**EXERCISE GOAL**
Copy out each line of the material in which the word "Global" appears.

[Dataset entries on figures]
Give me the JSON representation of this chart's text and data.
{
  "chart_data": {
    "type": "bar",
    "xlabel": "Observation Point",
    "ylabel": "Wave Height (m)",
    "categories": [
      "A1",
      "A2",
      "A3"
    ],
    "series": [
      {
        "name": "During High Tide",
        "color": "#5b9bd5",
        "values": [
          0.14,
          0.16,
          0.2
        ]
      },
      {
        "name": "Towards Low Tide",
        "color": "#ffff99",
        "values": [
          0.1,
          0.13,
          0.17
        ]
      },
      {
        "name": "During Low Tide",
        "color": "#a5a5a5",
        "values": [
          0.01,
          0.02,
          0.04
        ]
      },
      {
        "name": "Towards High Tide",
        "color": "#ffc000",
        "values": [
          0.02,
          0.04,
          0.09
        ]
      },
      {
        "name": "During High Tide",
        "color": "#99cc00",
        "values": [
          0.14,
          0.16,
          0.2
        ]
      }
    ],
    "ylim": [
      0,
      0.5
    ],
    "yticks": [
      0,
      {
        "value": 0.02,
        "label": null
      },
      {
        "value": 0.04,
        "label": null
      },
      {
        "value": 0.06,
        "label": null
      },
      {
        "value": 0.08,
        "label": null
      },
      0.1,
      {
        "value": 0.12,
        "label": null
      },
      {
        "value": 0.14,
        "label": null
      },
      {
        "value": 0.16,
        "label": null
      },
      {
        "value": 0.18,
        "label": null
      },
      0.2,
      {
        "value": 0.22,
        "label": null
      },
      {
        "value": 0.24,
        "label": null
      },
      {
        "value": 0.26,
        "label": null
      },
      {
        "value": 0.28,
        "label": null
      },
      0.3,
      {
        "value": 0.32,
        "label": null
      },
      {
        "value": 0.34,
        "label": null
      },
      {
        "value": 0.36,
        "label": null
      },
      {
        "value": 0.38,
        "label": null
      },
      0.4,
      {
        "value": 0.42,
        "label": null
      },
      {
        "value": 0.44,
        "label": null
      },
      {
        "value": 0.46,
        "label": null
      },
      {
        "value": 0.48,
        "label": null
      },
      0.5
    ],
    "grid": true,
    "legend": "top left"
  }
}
--
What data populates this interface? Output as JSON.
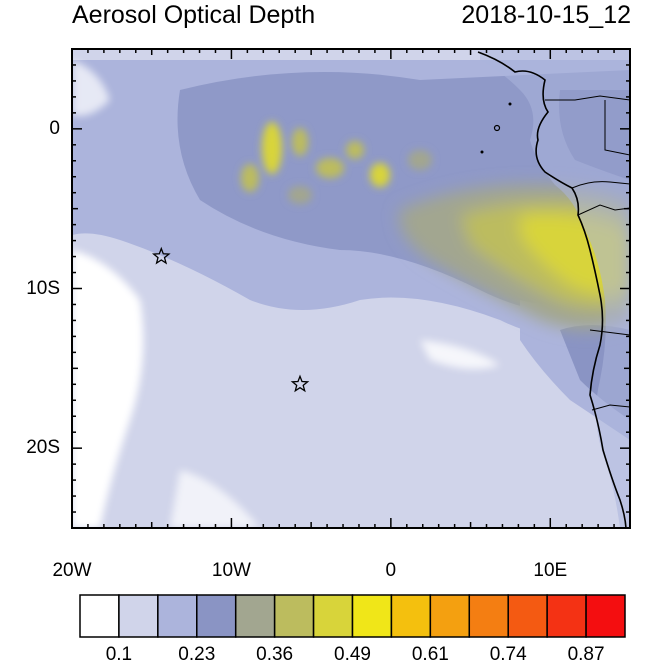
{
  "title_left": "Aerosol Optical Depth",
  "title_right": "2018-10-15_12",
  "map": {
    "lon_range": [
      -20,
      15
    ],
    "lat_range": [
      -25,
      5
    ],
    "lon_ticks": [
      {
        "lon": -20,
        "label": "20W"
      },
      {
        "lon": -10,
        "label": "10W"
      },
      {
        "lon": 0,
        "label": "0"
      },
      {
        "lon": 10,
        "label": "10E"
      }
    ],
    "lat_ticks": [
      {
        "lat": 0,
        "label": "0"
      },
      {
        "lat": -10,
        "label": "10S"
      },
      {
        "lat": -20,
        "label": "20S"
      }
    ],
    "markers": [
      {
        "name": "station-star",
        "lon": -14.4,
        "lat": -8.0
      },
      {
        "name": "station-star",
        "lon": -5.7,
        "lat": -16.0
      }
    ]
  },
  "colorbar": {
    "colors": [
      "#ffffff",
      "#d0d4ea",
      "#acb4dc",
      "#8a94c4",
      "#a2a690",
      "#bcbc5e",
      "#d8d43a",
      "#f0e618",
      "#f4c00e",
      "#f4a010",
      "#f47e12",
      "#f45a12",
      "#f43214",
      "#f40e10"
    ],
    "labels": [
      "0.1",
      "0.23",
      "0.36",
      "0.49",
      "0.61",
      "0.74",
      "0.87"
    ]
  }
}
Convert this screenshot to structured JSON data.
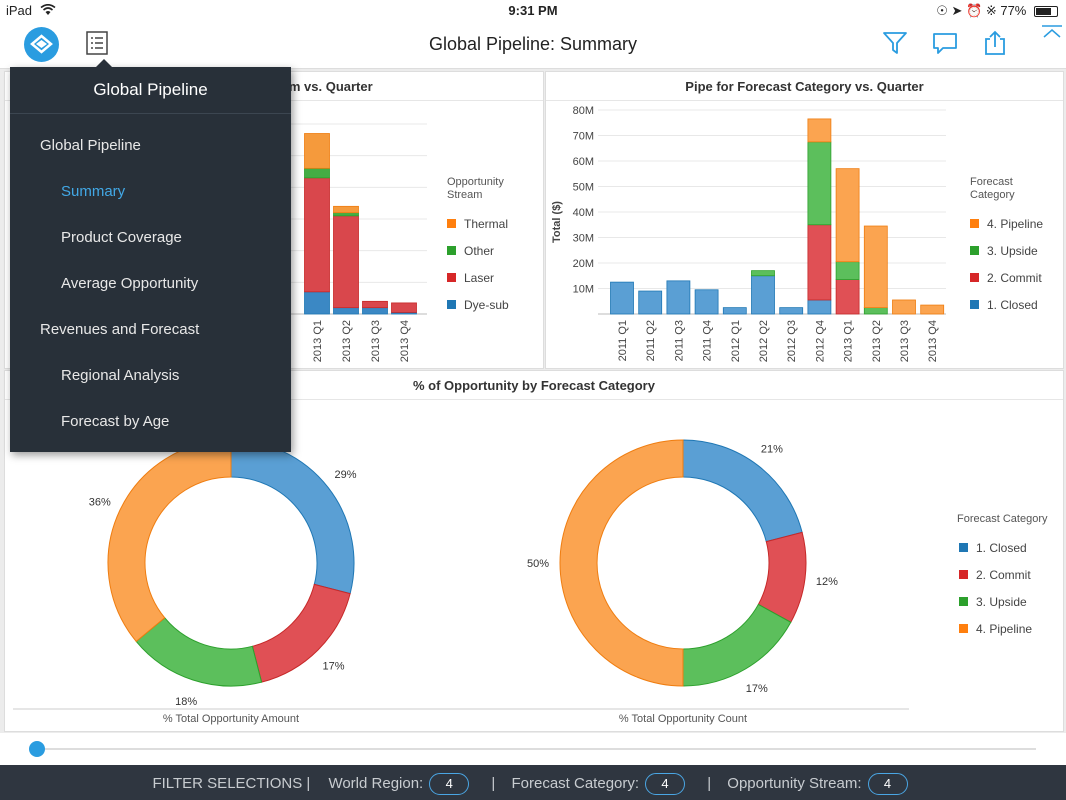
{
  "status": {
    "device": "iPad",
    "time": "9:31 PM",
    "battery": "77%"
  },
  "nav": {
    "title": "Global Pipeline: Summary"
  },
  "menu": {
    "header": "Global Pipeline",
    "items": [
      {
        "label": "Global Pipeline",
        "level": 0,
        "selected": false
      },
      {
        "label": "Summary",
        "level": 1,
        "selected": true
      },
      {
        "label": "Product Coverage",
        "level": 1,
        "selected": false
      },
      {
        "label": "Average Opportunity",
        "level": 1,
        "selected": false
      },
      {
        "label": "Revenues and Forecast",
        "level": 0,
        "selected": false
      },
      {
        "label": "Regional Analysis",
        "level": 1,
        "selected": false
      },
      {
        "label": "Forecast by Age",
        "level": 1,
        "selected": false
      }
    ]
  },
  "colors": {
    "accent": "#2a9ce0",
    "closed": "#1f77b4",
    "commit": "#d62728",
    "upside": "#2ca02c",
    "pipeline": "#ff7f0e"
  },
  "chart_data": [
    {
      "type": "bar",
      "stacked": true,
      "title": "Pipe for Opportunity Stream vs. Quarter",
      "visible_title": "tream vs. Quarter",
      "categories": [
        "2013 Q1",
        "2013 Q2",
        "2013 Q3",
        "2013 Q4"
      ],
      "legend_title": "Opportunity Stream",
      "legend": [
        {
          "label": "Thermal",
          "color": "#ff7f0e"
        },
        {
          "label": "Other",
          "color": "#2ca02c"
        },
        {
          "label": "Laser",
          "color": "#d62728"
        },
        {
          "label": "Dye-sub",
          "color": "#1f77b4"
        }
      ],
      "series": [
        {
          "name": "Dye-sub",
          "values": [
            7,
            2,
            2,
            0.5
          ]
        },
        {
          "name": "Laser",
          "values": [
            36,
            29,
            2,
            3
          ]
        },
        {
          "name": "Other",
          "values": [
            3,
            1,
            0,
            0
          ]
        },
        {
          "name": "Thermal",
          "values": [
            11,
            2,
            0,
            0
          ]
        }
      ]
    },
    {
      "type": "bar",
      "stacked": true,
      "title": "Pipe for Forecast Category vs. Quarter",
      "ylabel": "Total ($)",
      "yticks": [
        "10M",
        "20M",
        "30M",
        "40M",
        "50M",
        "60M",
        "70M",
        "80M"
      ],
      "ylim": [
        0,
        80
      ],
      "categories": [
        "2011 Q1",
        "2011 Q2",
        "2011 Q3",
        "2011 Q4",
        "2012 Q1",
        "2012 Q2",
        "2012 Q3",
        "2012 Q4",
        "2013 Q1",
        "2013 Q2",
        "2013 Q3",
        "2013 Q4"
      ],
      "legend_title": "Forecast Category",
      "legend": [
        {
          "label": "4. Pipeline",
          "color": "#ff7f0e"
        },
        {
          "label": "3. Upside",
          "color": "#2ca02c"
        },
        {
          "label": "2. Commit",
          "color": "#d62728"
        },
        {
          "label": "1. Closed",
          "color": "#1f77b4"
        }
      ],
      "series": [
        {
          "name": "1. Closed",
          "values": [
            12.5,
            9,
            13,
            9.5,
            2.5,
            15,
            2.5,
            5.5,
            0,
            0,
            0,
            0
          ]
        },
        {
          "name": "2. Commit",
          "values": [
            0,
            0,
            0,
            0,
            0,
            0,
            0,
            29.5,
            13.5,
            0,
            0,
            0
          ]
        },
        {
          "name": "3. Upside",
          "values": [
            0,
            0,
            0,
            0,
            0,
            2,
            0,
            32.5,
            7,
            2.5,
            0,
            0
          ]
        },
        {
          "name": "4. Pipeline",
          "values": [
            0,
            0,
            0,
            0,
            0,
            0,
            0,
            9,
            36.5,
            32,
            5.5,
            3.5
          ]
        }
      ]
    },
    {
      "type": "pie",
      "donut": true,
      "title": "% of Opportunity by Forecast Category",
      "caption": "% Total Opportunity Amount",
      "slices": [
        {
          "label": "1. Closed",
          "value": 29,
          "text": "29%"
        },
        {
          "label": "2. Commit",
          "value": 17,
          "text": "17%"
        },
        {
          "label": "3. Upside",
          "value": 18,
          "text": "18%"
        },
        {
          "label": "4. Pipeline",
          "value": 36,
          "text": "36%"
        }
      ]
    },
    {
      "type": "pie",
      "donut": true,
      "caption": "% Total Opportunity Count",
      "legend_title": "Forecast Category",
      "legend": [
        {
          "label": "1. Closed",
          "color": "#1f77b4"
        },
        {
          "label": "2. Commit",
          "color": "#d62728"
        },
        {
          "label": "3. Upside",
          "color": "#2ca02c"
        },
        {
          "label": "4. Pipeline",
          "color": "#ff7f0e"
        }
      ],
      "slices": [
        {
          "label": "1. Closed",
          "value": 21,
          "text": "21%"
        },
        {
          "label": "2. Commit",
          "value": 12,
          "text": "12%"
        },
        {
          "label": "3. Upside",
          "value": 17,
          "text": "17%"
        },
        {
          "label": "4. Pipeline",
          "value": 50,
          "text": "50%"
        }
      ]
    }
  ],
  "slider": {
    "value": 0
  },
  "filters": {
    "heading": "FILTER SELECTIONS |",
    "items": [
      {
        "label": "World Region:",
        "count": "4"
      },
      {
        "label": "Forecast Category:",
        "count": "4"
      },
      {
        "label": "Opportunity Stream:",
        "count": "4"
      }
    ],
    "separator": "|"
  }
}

**COMPLETE ANSWER**
    "title": "Global Pipeline: Summary"
    "header": "Global Pipeline",
        "label": "Global Pipeline",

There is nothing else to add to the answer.